* _Aim_: Reproduce every entry exactly and leave its pictures out.

* _Listing_:
==================================================
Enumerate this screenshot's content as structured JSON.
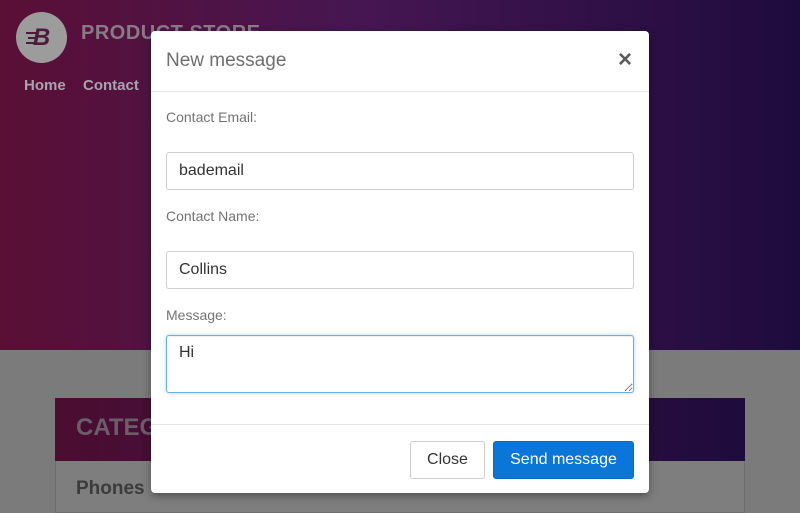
{
  "brand": {
    "logo_letter": "B",
    "name": "PRODUCT STORE"
  },
  "nav": {
    "home": "Home",
    "contact": "Contact"
  },
  "categories": {
    "title": "CATEGORIES",
    "items": [
      "Phones"
    ]
  },
  "modal": {
    "title": "New message",
    "close_symbol": "×",
    "email_label": "Contact Email:",
    "email_value": "bademail",
    "name_label": "Contact Name:",
    "name_value": "Collins",
    "message_label": "Message:",
    "message_value": "Hi",
    "close_button": "Close",
    "send_button": "Send message"
  },
  "colors": {
    "primary": "#0a76d8",
    "focus": "#66afe9"
  }
}
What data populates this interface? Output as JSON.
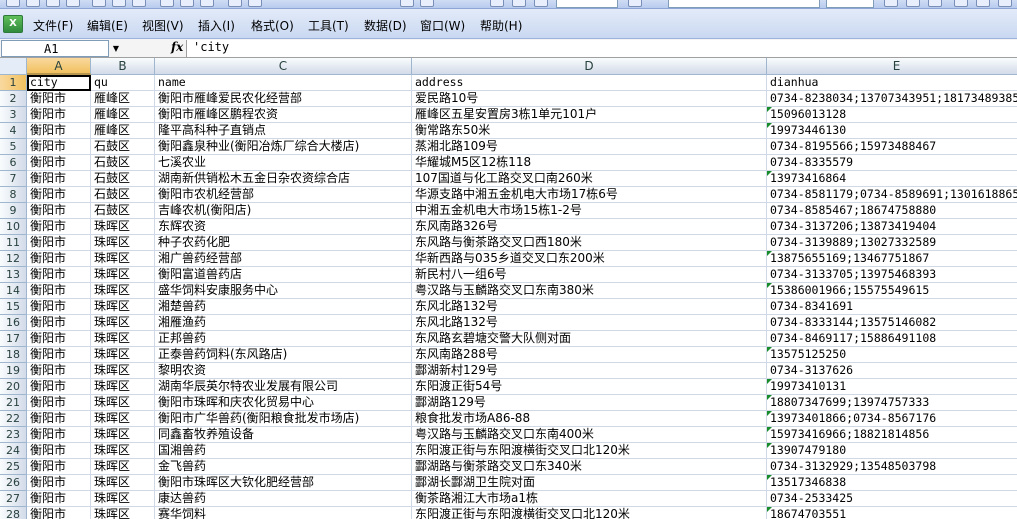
==================================================
* _Full output_:
Enumerate this screenshot's content as structured JSON.
{
  "brand": {
    "logo_letter": "B",
    "name": "PRODUCT STORE"
  },
  "nav": {
    "home": "Home",
    "contact": "Contact"
  },
  "categories": {
    "title": "CATEGORIES",
    "items": [
      "Phones"
    ]
  },
  "modal": {
    "title": "New message",
    "close_symbol": "×",
    "email_label": "Contact Email:",
    "email_value": "bademail",
    "name_label": "Contact Name:",
    "name_value": "Collins",
    "message_label": "Message:",
    "message_value": "Hi",
    "close_button": "Close",
    "send_button": "Send message"
  },
  "colors": {
    "primary": "#0a76d8",
    "focus": "#66afe9"
  }
}
What data populates this interface? Output as JSON.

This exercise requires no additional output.